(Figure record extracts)
------------------------------------------------------------------------

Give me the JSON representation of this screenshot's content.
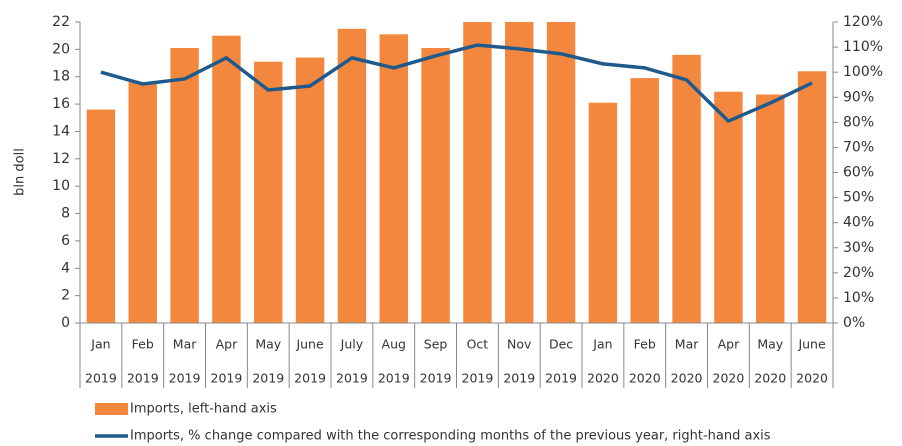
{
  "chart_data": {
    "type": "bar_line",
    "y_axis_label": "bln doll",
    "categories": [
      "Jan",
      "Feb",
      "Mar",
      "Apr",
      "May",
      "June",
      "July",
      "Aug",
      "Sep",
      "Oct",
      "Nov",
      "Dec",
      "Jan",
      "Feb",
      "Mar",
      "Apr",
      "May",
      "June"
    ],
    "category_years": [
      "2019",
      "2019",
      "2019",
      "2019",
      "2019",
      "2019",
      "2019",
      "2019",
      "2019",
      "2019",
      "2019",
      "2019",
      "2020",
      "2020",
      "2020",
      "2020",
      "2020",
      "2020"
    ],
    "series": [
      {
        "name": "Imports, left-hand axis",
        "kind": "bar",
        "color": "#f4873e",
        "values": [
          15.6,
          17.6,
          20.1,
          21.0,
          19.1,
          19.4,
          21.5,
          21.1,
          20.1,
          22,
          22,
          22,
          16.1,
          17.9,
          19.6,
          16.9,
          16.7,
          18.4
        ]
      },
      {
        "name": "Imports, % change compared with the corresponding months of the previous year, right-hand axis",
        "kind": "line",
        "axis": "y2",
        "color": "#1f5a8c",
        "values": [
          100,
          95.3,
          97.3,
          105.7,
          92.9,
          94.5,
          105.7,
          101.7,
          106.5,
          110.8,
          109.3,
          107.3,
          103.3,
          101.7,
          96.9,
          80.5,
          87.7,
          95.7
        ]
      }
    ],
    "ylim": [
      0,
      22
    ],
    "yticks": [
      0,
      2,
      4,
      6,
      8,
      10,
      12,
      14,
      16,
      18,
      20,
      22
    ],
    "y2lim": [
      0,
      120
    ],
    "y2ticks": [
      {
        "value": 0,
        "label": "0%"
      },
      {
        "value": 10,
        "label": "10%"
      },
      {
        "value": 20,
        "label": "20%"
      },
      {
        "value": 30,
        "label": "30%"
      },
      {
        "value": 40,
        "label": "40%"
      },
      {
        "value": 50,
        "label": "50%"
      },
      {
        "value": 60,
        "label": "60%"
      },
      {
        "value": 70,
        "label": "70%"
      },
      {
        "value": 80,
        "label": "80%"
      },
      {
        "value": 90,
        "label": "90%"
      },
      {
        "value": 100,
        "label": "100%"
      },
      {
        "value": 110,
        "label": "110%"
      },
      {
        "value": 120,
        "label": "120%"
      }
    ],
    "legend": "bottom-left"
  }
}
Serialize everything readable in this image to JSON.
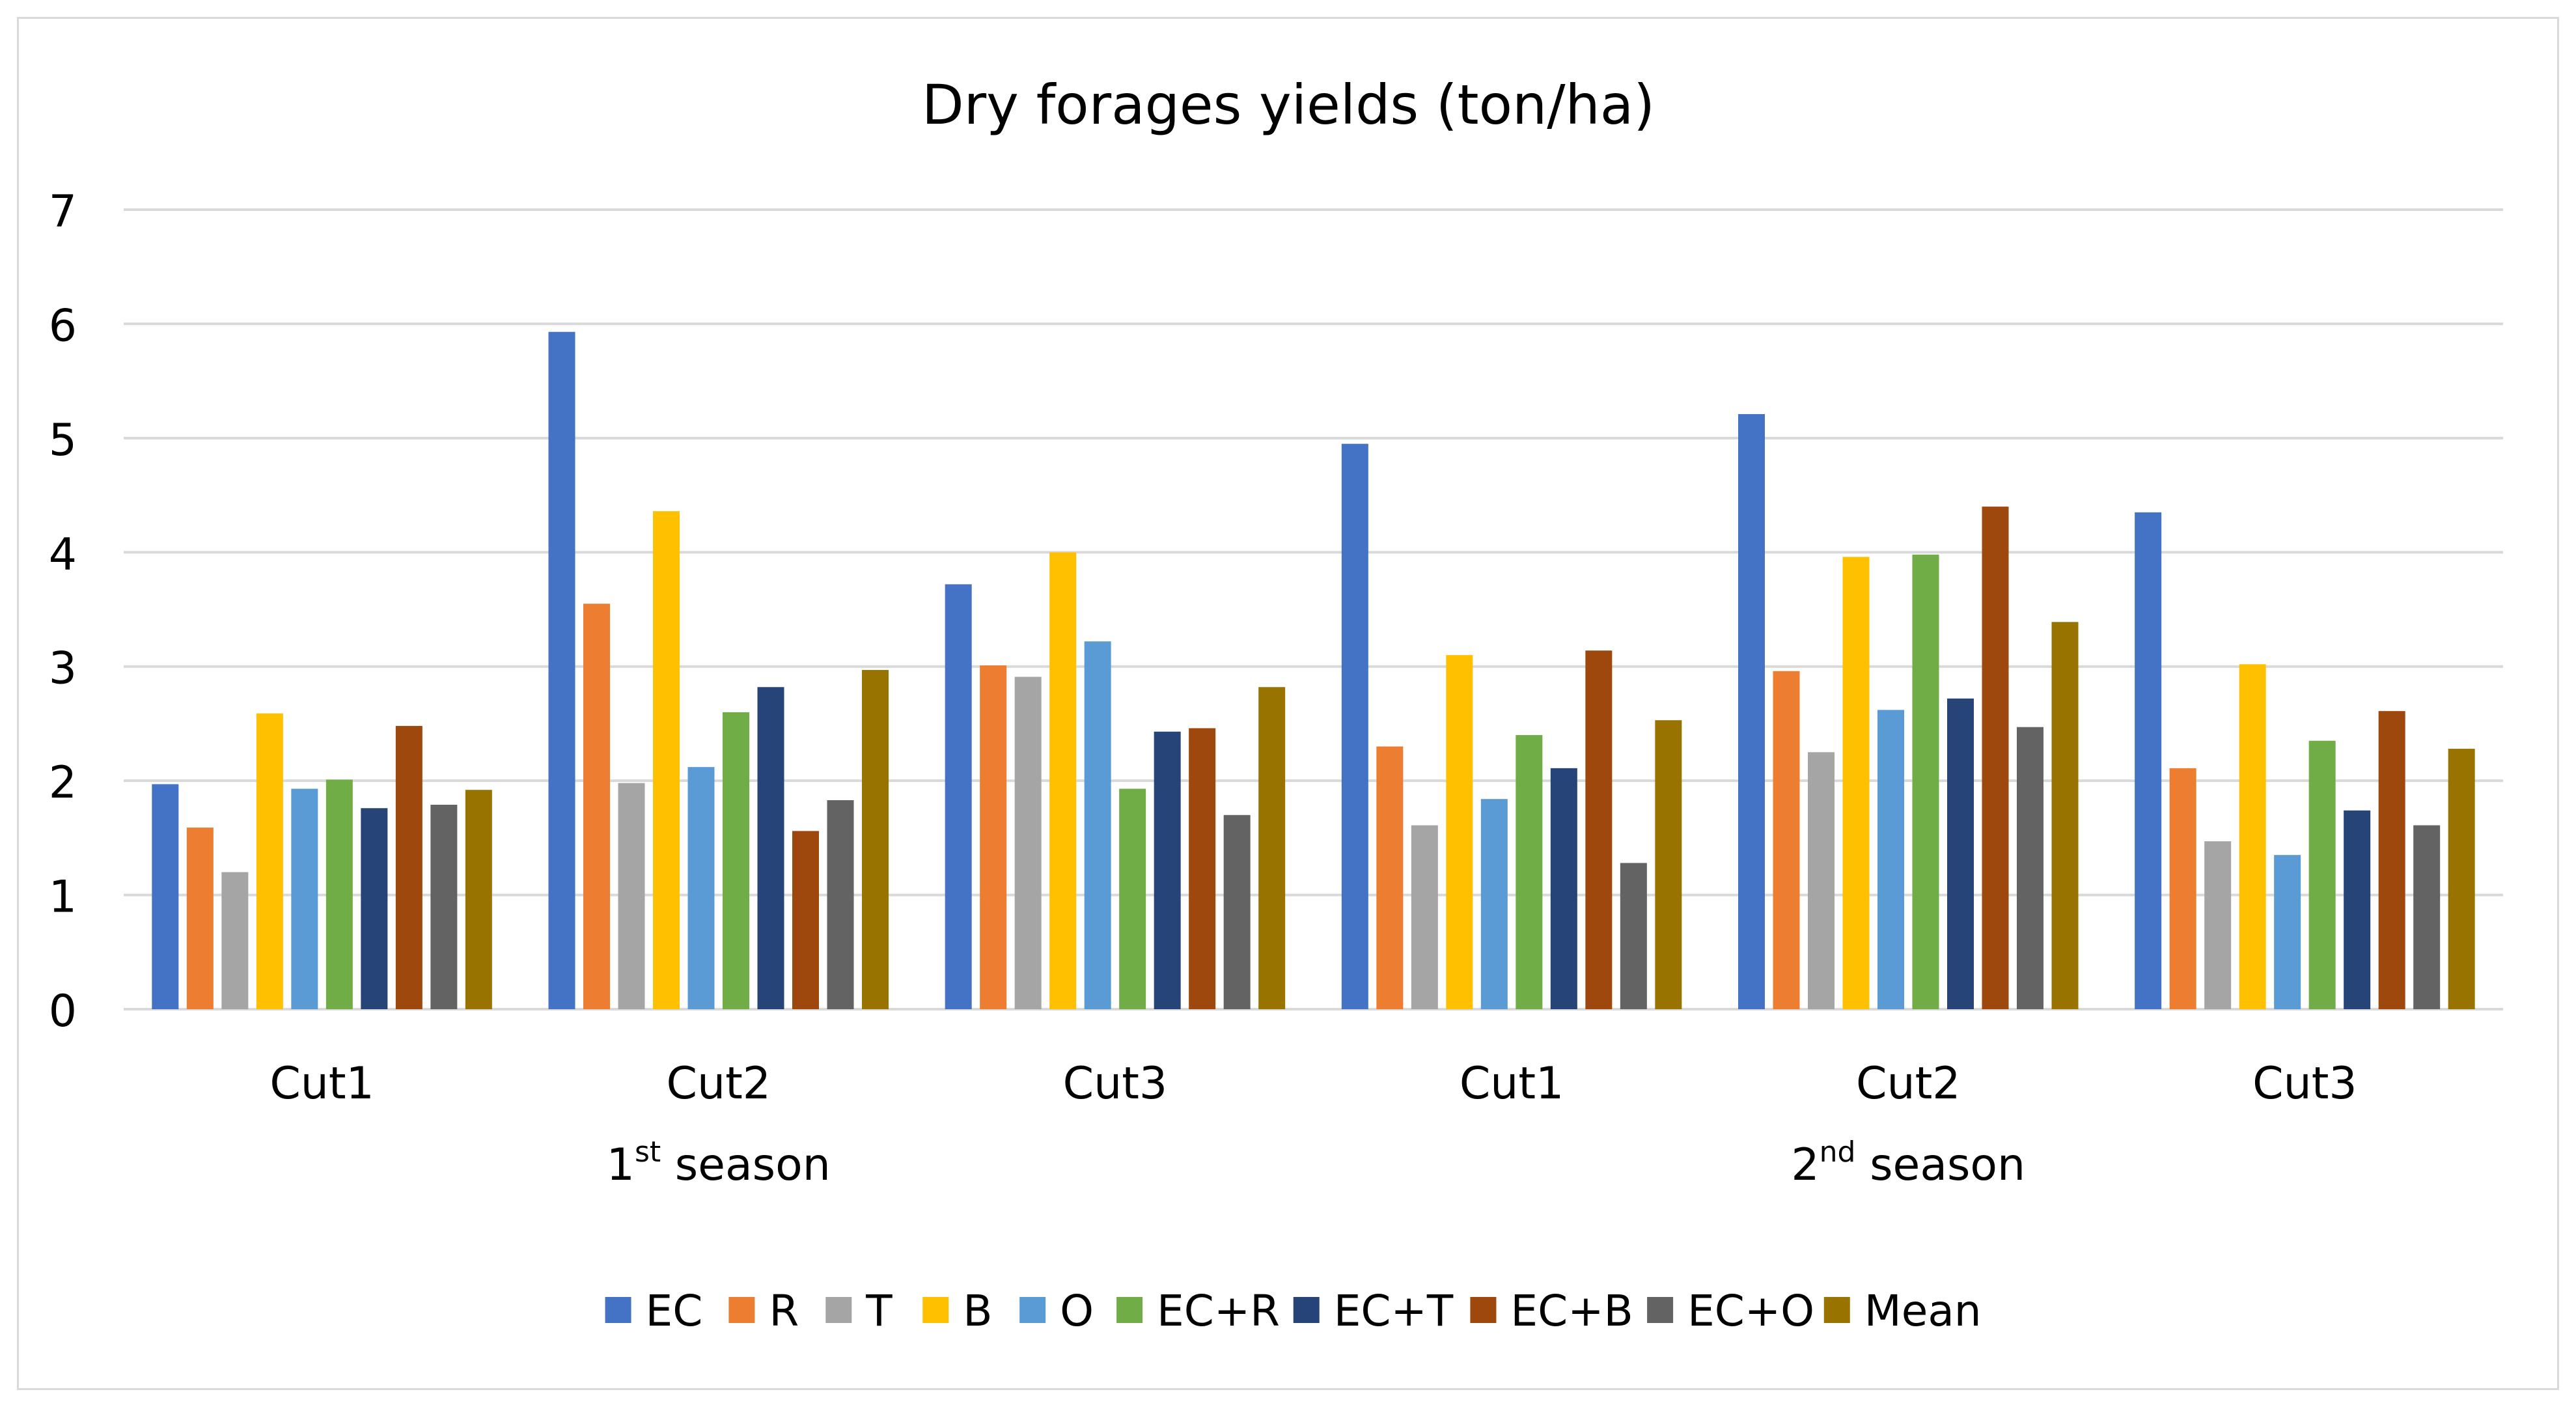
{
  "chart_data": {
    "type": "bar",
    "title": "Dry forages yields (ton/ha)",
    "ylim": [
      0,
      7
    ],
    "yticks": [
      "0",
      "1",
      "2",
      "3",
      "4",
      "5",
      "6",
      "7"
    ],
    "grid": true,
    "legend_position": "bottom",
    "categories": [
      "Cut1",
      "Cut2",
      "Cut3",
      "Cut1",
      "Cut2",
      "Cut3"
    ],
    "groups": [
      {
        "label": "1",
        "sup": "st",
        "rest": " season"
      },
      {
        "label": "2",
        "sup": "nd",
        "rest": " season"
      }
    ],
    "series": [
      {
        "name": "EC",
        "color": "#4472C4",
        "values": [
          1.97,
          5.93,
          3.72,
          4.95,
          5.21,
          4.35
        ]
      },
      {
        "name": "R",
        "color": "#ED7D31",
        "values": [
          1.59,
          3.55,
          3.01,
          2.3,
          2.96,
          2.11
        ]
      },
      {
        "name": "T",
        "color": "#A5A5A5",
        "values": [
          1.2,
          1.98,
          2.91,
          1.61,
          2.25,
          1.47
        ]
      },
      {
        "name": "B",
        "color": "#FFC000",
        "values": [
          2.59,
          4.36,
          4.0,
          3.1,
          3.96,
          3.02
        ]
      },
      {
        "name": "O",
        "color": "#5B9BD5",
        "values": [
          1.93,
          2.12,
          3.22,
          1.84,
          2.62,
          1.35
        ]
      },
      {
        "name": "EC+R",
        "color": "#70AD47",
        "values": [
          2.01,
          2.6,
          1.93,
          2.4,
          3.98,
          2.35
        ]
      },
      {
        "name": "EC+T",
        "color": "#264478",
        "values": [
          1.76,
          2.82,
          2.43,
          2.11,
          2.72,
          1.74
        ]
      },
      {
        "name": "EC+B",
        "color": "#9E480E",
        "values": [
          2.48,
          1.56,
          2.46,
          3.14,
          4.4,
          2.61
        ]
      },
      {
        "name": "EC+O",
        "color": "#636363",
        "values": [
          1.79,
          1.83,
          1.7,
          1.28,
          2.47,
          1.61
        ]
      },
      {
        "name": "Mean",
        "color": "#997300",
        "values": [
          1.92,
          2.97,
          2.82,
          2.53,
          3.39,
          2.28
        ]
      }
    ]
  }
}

------------------------------------------------------------------------

Given instruction
Write out the whole listing again, exactly, with no pictures.

Answer in full
Give me the JSON representation of this screenshot's content.
{
  "chart_data": {
    "type": "bar_line",
    "y_axis_label": "bln doll",
    "categories": [
      "Jan",
      "Feb",
      "Mar",
      "Apr",
      "May",
      "June",
      "July",
      "Aug",
      "Sep",
      "Oct",
      "Nov",
      "Dec",
      "Jan",
      "Feb",
      "Mar",
      "Apr",
      "May",
      "June"
    ],
    "category_years": [
      "2019",
      "2019",
      "2019",
      "2019",
      "2019",
      "2019",
      "2019",
      "2019",
      "2019",
      "2019",
      "2019",
      "2019",
      "2020",
      "2020",
      "2020",
      "2020",
      "2020",
      "2020"
    ],
    "series": [
      {
        "name": "Imports, left-hand axis",
        "kind": "bar",
        "color": "#f4873e",
        "values": [
          15.6,
          17.6,
          20.1,
          21.0,
          19.1,
          19.4,
          21.5,
          21.1,
          20.1,
          22,
          22,
          22,
          16.1,
          17.9,
          19.6,
          16.9,
          16.7,
          18.4
        ]
      },
      {
        "name": "Imports, % change compared with the corresponding months of the previous year, right-hand axis",
        "kind": "line",
        "axis": "y2",
        "color": "#1f5a8c",
        "values": [
          100,
          95.3,
          97.3,
          105.7,
          92.9,
          94.5,
          105.7,
          101.7,
          106.5,
          110.8,
          109.3,
          107.3,
          103.3,
          101.7,
          96.9,
          80.5,
          87.7,
          95.7
        ]
      }
    ],
    "ylim": [
      0,
      22
    ],
    "yticks": [
      0,
      2,
      4,
      6,
      8,
      10,
      12,
      14,
      16,
      18,
      20,
      22
    ],
    "y2lim": [
      0,
      120
    ],
    "y2ticks": [
      {
        "value": 0,
        "label": "0%"
      },
      {
        "value": 10,
        "label": "10%"
      },
      {
        "value": 20,
        "label": "20%"
      },
      {
        "value": 30,
        "label": "30%"
      },
      {
        "value": 40,
        "label": "40%"
      },
      {
        "value": 50,
        "label": "50%"
      },
      {
        "value": 60,
        "label": "60%"
      },
      {
        "value": 70,
        "label": "70%"
      },
      {
        "value": 80,
        "label": "80%"
      },
      {
        "value": 90,
        "label": "90%"
      },
      {
        "value": 100,
        "label": "100%"
      },
      {
        "value": 110,
        "label": "110%"
      },
      {
        "value": 120,
        "label": "120%"
      }
    ],
    "legend": "bottom-left"
  }
}
Serialize everything readable in this image to JSON.
{
  "chart_data": {
    "type": "bar",
    "title": "Dry forages yields (ton/ha)",
    "ylim": [
      0,
      7
    ],
    "yticks": [
      "0",
      "1",
      "2",
      "3",
      "4",
      "5",
      "6",
      "7"
    ],
    "grid": true,
    "legend_position": "bottom",
    "categories": [
      "Cut1",
      "Cut2",
      "Cut3",
      "Cut1",
      "Cut2",
      "Cut3"
    ],
    "groups": [
      {
        "label": "1",
        "sup": "st",
        "rest": " season"
      },
      {
        "label": "2",
        "sup": "nd",
        "rest": " season"
      }
    ],
    "series": [
      {
        "name": "EC",
        "color": "#4472C4",
        "values": [
          1.97,
          5.93,
          3.72,
          4.95,
          5.21,
          4.35
        ]
      },
      {
        "name": "R",
        "color": "#ED7D31",
        "values": [
          1.59,
          3.55,
          3.01,
          2.3,
          2.96,
          2.11
        ]
      },
      {
        "name": "T",
        "color": "#A5A5A5",
        "values": [
          1.2,
          1.98,
          2.91,
          1.61,
          2.25,
          1.47
        ]
      },
      {
        "name": "B",
        "color": "#FFC000",
        "values": [
          2.59,
          4.36,
          4.0,
          3.1,
          3.96,
          3.02
        ]
      },
      {
        "name": "O",
        "color": "#5B9BD5",
        "values": [
          1.93,
          2.12,
          3.22,
          1.84,
          2.62,
          1.35
        ]
      },
      {
        "name": "EC+R",
        "color": "#70AD47",
        "values": [
          2.01,
          2.6,
          1.93,
          2.4,
          3.98,
          2.35
        ]
      },
      {
        "name": "EC+T",
        "color": "#264478",
        "values": [
          1.76,
          2.82,
          2.43,
          2.11,
          2.72,
          1.74
        ]
      },
      {
        "name": "EC+B",
        "color": "#9E480E",
        "values": [
          2.48,
          1.56,
          2.46,
          3.14,
          4.4,
          2.61
        ]
      },
      {
        "name": "EC+O",
        "color": "#636363",
        "values": [
          1.79,
          1.83,
          1.7,
          1.28,
          2.47,
          1.61
        ]
      },
      {
        "name": "Mean",
        "color": "#997300",
        "values": [
          1.92,
          2.97,
          2.82,
          2.53,
          3.39,
          2.28
        ]
      }
    ]
  }
}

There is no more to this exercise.